• [Direction] Repeat every line below exactly, word for word.

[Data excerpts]
»»
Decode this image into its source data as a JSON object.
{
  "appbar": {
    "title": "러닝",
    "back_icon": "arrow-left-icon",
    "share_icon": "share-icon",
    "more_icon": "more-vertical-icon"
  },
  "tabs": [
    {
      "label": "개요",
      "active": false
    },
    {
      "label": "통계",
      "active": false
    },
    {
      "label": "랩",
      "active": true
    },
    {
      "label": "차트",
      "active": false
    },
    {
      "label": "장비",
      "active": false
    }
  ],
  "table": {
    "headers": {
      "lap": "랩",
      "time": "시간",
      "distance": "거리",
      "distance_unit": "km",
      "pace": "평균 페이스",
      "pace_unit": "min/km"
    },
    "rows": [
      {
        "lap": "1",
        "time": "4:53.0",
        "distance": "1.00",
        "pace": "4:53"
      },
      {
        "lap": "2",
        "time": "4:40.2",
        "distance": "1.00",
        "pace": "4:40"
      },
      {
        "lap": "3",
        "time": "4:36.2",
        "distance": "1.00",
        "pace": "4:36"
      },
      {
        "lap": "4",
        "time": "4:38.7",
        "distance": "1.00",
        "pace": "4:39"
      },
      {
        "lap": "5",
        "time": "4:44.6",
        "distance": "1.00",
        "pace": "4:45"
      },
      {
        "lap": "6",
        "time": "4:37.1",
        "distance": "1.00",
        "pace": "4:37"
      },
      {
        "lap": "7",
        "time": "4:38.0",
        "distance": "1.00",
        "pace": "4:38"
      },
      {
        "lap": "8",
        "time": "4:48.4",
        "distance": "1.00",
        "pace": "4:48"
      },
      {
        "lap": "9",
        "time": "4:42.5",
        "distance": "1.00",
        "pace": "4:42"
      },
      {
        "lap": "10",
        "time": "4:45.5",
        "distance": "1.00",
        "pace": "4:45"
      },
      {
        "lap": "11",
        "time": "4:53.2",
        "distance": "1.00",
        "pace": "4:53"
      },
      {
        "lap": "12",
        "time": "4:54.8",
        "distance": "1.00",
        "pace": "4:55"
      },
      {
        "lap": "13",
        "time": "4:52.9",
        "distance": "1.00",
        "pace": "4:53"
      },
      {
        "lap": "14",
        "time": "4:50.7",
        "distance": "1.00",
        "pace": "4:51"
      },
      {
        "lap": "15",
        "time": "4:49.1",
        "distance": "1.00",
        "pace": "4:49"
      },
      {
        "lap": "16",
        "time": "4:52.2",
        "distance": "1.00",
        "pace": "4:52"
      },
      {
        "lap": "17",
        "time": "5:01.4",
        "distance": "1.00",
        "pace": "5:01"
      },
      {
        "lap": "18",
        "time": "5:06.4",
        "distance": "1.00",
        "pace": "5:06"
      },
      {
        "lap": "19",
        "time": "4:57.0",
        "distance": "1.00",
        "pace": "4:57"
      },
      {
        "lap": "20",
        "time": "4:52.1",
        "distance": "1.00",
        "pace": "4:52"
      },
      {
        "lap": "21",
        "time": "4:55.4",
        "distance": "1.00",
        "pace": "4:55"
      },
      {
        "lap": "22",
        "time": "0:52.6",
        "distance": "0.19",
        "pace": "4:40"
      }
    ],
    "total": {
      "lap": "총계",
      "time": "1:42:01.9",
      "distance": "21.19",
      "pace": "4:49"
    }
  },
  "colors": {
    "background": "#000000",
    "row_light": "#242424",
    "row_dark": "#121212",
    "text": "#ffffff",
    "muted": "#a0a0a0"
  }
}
««
• [Task result]
Decode this image into its source data as a JSON object.
{
  "appbar": {
    "title": "러닝",
    "back_icon": "arrow-left-icon",
    "share_icon": "share-icon",
    "more_icon": "more-vertical-icon"
  },
  "tabs": [
    {
      "label": "개요",
      "active": false
    },
    {
      "label": "통계",
      "active": false
    },
    {
      "label": "랩",
      "active": true
    },
    {
      "label": "차트",
      "active": false
    },
    {
      "label": "장비",
      "active": false
    }
  ],
  "table": {
    "headers": {
      "lap": "랩",
      "time": "시간",
      "distance": "거리",
      "distance_unit": "km",
      "pace": "평균 페이스",
      "pace_unit": "min/km"
    },
    "rows": [
      {
        "lap": "1",
        "time": "4:53.0",
        "distance": "1.00",
        "pace": "4:53"
      },
      {
        "lap": "2",
        "time": "4:40.2",
        "distance": "1.00",
        "pace": "4:40"
      },
      {
        "lap": "3",
        "time": "4:36.2",
        "distance": "1.00",
        "pace": "4:36"
      },
      {
        "lap": "4",
        "time": "4:38.7",
        "distance": "1.00",
        "pace": "4:39"
      },
      {
        "lap": "5",
        "time": "4:44.6",
        "distance": "1.00",
        "pace": "4:45"
      },
      {
        "lap": "6",
        "time": "4:37.1",
        "distance": "1.00",
        "pace": "4:37"
      },
      {
        "lap": "7",
        "time": "4:38.0",
        "distance": "1.00",
        "pace": "4:38"
      },
      {
        "lap": "8",
        "time": "4:48.4",
        "distance": "1.00",
        "pace": "4:48"
      },
      {
        "lap": "9",
        "time": "4:42.5",
        "distance": "1.00",
        "pace": "4:42"
      },
      {
        "lap": "10",
        "time": "4:45.5",
        "distance": "1.00",
        "pace": "4:45"
      },
      {
        "lap": "11",
        "time": "4:53.2",
        "distance": "1.00",
        "pace": "4:53"
      },
      {
        "lap": "12",
        "time": "4:54.8",
        "distance": "1.00",
        "pace": "4:55"
      },
      {
        "lap": "13",
        "time": "4:52.9",
        "distance": "1.00",
        "pace": "4:53"
      },
      {
        "lap": "14",
        "time": "4:50.7",
        "distance": "1.00",
        "pace": "4:51"
      },
      {
        "lap": "15",
        "time": "4:49.1",
        "distance": "1.00",
        "pace": "4:49"
      },
      {
        "lap": "16",
        "time": "4:52.2",
        "distance": "1.00",
        "pace": "4:52"
      },
      {
        "lap": "17",
        "time": "5:01.4",
        "distance": "1.00",
        "pace": "5:01"
      },
      {
        "lap": "18",
        "time": "5:06.4",
        "distance": "1.00",
        "pace": "5:06"
      },
      {
        "lap": "19",
        "time": "4:57.0",
        "distance": "1.00",
        "pace": "4:57"
      },
      {
        "lap": "20",
        "time": "4:52.1",
        "distance": "1.00",
        "pace": "4:52"
      },
      {
        "lap": "21",
        "time": "4:55.4",
        "distance": "1.00",
        "pace": "4:55"
      },
      {
        "lap": "22",
        "time": "0:52.6",
        "distance": "0.19",
        "pace": "4:40"
      }
    ],
    "total": {
      "lap": "총계",
      "time": "1:42:01.9",
      "distance": "21.19",
      "pace": "4:49"
    }
  },
  "colors": {
    "background": "#000000",
    "row_light": "#242424",
    "row_dark": "#121212",
    "text": "#ffffff",
    "muted": "#a0a0a0"
  }
}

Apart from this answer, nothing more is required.